> _GIVEN INSTRUCTION_
Return every record verbatim.

>> start RECORDS TO USE

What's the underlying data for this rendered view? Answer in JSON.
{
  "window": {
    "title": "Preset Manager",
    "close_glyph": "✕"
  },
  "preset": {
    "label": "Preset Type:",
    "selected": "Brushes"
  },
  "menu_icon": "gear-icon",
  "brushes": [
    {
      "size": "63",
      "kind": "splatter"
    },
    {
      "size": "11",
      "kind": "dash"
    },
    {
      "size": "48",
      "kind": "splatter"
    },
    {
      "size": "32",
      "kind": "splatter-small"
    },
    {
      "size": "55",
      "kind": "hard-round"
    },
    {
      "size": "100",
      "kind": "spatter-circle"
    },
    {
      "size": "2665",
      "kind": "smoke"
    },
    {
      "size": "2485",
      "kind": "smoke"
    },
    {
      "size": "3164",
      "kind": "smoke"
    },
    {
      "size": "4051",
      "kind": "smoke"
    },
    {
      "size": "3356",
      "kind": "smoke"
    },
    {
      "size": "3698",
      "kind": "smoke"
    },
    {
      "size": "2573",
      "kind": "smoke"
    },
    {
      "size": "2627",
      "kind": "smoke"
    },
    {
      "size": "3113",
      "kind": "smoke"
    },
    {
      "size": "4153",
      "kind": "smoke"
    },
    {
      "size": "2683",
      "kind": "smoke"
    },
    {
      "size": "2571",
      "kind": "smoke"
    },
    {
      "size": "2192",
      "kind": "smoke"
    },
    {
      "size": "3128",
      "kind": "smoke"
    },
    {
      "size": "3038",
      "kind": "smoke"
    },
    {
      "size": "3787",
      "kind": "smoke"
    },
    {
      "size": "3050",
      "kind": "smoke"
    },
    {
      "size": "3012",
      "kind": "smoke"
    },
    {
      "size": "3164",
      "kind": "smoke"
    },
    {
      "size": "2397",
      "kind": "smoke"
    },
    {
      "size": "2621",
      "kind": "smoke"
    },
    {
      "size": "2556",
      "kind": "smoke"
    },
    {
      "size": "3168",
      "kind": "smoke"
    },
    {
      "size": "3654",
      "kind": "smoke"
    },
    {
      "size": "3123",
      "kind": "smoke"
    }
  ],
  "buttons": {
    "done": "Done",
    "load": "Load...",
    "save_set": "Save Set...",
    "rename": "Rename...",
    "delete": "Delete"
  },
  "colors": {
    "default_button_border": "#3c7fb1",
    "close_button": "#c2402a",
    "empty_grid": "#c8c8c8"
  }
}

>> end RECORDS TO USE

> _ANSWER TO THIS TASK_
What's the underlying data for this rendered view? Answer in JSON.
{
  "window": {
    "title": "Preset Manager",
    "close_glyph": "✕"
  },
  "preset": {
    "label": "Preset Type:",
    "selected": "Brushes"
  },
  "menu_icon": "gear-icon",
  "brushes": [
    {
      "size": "63",
      "kind": "splatter"
    },
    {
      "size": "11",
      "kind": "dash"
    },
    {
      "size": "48",
      "kind": "splatter"
    },
    {
      "size": "32",
      "kind": "splatter-small"
    },
    {
      "size": "55",
      "kind": "hard-round"
    },
    {
      "size": "100",
      "kind": "spatter-circle"
    },
    {
      "size": "2665",
      "kind": "smoke"
    },
    {
      "size": "2485",
      "kind": "smoke"
    },
    {
      "size": "3164",
      "kind": "smoke"
    },
    {
      "size": "4051",
      "kind": "smoke"
    },
    {
      "size": "3356",
      "kind": "smoke"
    },
    {
      "size": "3698",
      "kind": "smoke"
    },
    {
      "size": "2573",
      "kind": "smoke"
    },
    {
      "size": "2627",
      "kind": "smoke"
    },
    {
      "size": "3113",
      "kind": "smoke"
    },
    {
      "size": "4153",
      "kind": "smoke"
    },
    {
      "size": "2683",
      "kind": "smoke"
    },
    {
      "size": "2571",
      "kind": "smoke"
    },
    {
      "size": "2192",
      "kind": "smoke"
    },
    {
      "size": "3128",
      "kind": "smoke"
    },
    {
      "size": "3038",
      "kind": "smoke"
    },
    {
      "size": "3787",
      "kind": "smoke"
    },
    {
      "size": "3050",
      "kind": "smoke"
    },
    {
      "size": "3012",
      "kind": "smoke"
    },
    {
      "size": "3164",
      "kind": "smoke"
    },
    {
      "size": "2397",
      "kind": "smoke"
    },
    {
      "size": "2621",
      "kind": "smoke"
    },
    {
      "size": "2556",
      "kind": "smoke"
    },
    {
      "size": "3168",
      "kind": "smoke"
    },
    {
      "size": "3654",
      "kind": "smoke"
    },
    {
      "size": "3123",
      "kind": "smoke"
    }
  ],
  "buttons": {
    "done": "Done",
    "load": "Load...",
    "save_set": "Save Set...",
    "rename": "Rename...",
    "delete": "Delete"
  },
  "colors": {
    "default_button_border": "#3c7fb1",
    "close_button": "#c2402a",
    "empty_grid": "#c8c8c8"
  }
}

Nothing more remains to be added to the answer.